*Collection entries:*
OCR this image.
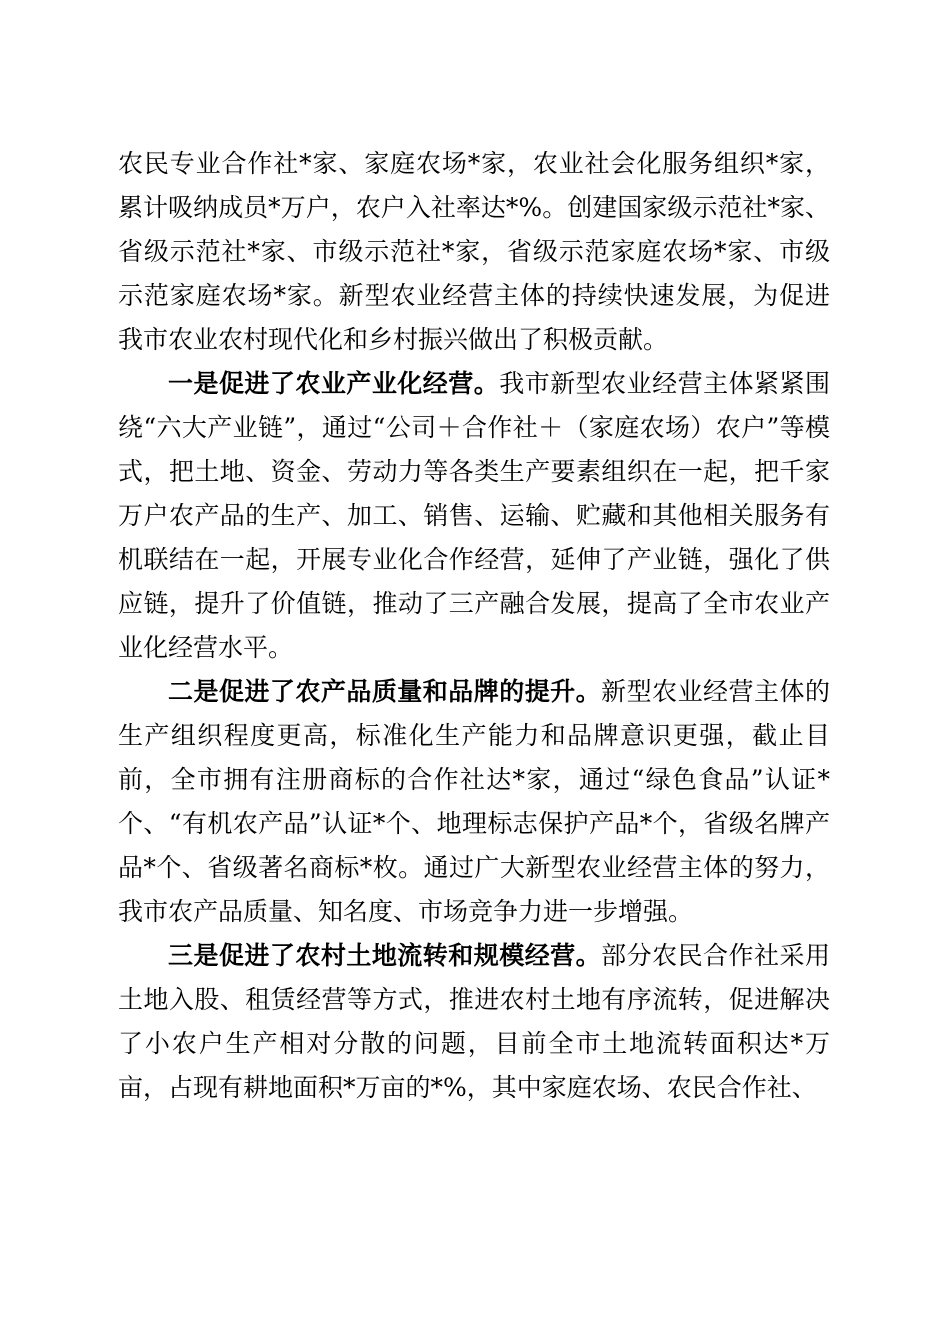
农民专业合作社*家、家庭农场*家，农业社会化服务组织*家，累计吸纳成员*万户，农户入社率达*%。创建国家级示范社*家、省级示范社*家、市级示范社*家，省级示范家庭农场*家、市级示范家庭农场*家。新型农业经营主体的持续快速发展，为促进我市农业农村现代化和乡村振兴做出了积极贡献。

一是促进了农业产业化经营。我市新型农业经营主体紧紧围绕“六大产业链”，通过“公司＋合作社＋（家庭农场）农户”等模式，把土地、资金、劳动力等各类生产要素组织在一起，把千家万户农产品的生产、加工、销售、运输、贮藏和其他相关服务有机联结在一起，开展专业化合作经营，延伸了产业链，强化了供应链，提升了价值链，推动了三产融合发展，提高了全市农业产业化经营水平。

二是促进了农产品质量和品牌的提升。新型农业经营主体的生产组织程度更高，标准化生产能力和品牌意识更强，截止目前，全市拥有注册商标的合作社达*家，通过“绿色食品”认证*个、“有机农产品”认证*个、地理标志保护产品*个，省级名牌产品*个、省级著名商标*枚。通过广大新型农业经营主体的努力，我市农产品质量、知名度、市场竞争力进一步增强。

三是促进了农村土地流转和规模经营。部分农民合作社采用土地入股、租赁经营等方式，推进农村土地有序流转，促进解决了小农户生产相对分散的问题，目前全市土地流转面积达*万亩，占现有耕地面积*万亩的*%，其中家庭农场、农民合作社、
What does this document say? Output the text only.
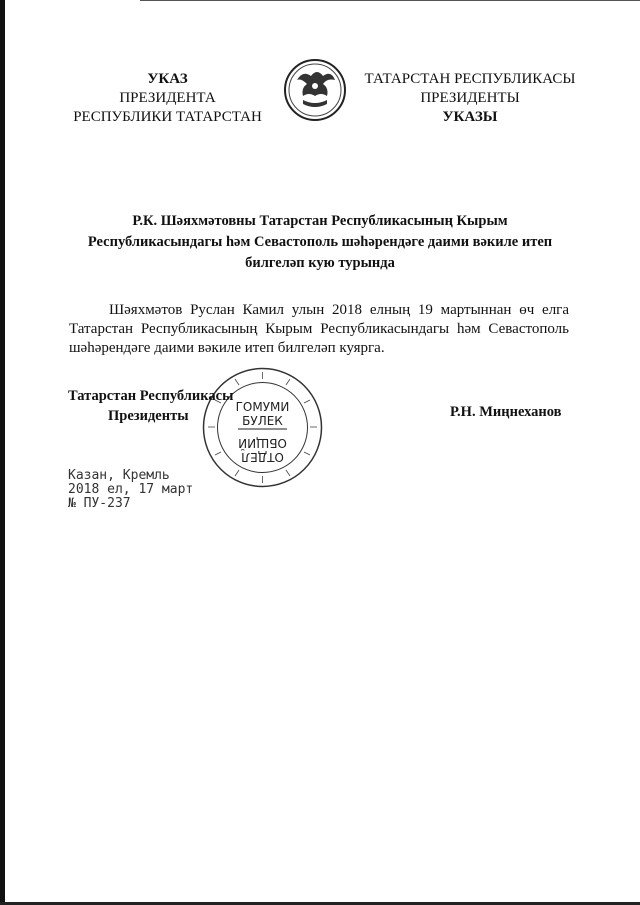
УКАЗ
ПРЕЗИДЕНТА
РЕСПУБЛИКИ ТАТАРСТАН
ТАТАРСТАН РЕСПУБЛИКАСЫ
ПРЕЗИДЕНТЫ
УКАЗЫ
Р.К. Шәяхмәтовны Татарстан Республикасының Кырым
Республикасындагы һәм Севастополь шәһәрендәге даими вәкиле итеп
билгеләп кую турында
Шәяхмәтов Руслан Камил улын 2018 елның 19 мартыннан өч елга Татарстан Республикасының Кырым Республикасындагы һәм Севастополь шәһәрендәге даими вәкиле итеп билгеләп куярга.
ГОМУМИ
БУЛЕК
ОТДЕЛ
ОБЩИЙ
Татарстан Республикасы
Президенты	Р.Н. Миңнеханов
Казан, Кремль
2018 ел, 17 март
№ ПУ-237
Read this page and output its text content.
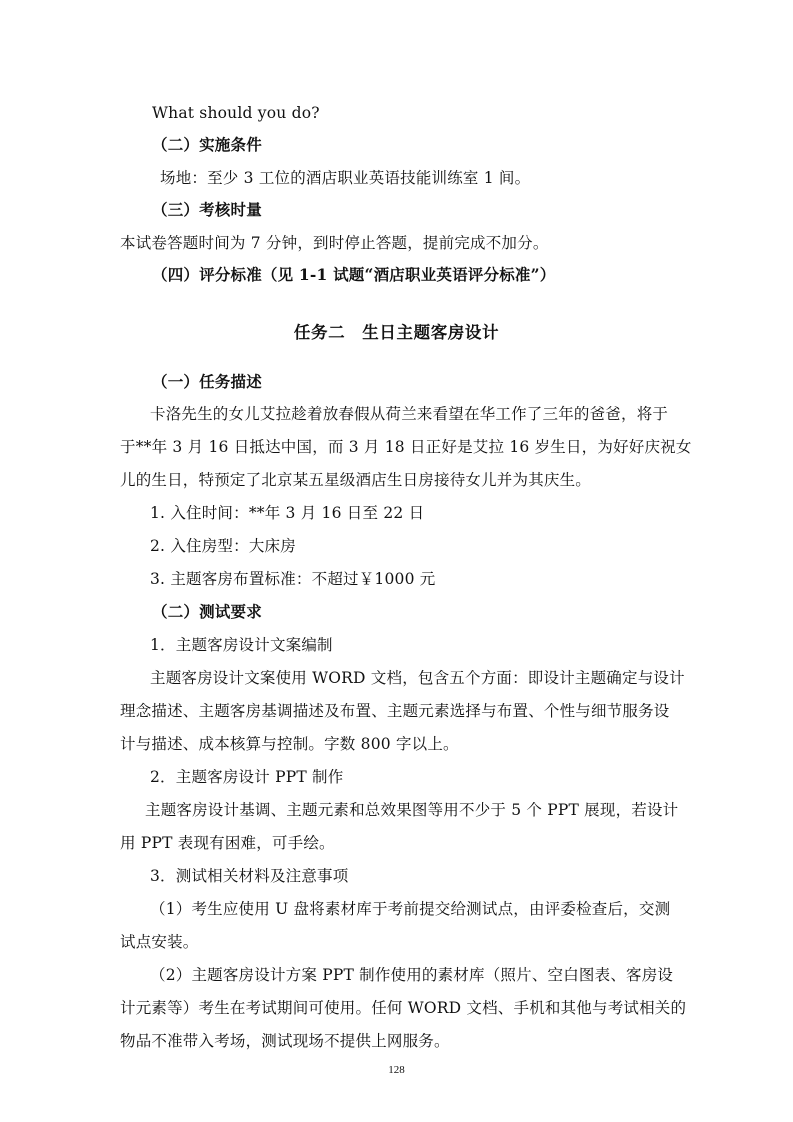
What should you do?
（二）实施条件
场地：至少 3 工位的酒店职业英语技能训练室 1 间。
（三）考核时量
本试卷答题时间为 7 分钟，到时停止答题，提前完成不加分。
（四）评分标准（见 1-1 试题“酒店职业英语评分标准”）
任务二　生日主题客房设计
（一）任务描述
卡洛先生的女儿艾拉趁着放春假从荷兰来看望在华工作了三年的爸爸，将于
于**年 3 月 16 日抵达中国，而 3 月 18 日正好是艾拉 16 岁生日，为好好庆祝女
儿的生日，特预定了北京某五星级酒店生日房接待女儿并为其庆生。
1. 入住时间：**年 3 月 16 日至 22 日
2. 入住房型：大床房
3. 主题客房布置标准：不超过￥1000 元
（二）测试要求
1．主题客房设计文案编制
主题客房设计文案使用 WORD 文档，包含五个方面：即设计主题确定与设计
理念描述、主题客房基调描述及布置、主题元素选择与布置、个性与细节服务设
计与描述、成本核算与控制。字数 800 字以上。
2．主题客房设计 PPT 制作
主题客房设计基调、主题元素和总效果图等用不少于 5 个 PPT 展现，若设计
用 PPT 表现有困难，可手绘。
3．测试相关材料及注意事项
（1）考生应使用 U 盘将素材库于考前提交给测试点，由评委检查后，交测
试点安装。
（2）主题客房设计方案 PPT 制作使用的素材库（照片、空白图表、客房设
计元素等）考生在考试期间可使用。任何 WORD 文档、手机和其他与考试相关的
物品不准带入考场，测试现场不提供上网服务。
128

*Set exercise:*
Go through the records and show every line with the string "Республикасының" in it.

*Finished exercise:*
Р.К. Шәяхмәтовны Татарстан Республикасының Кырым
Шәяхмәтов Руслан Камил улын 2018 елның 19 мартыннан өч елга Татарстан Республикасының Кырым Республикасындагы һәм Севастополь шәһәрендәге даими вәкиле итеп билгеләп куярга.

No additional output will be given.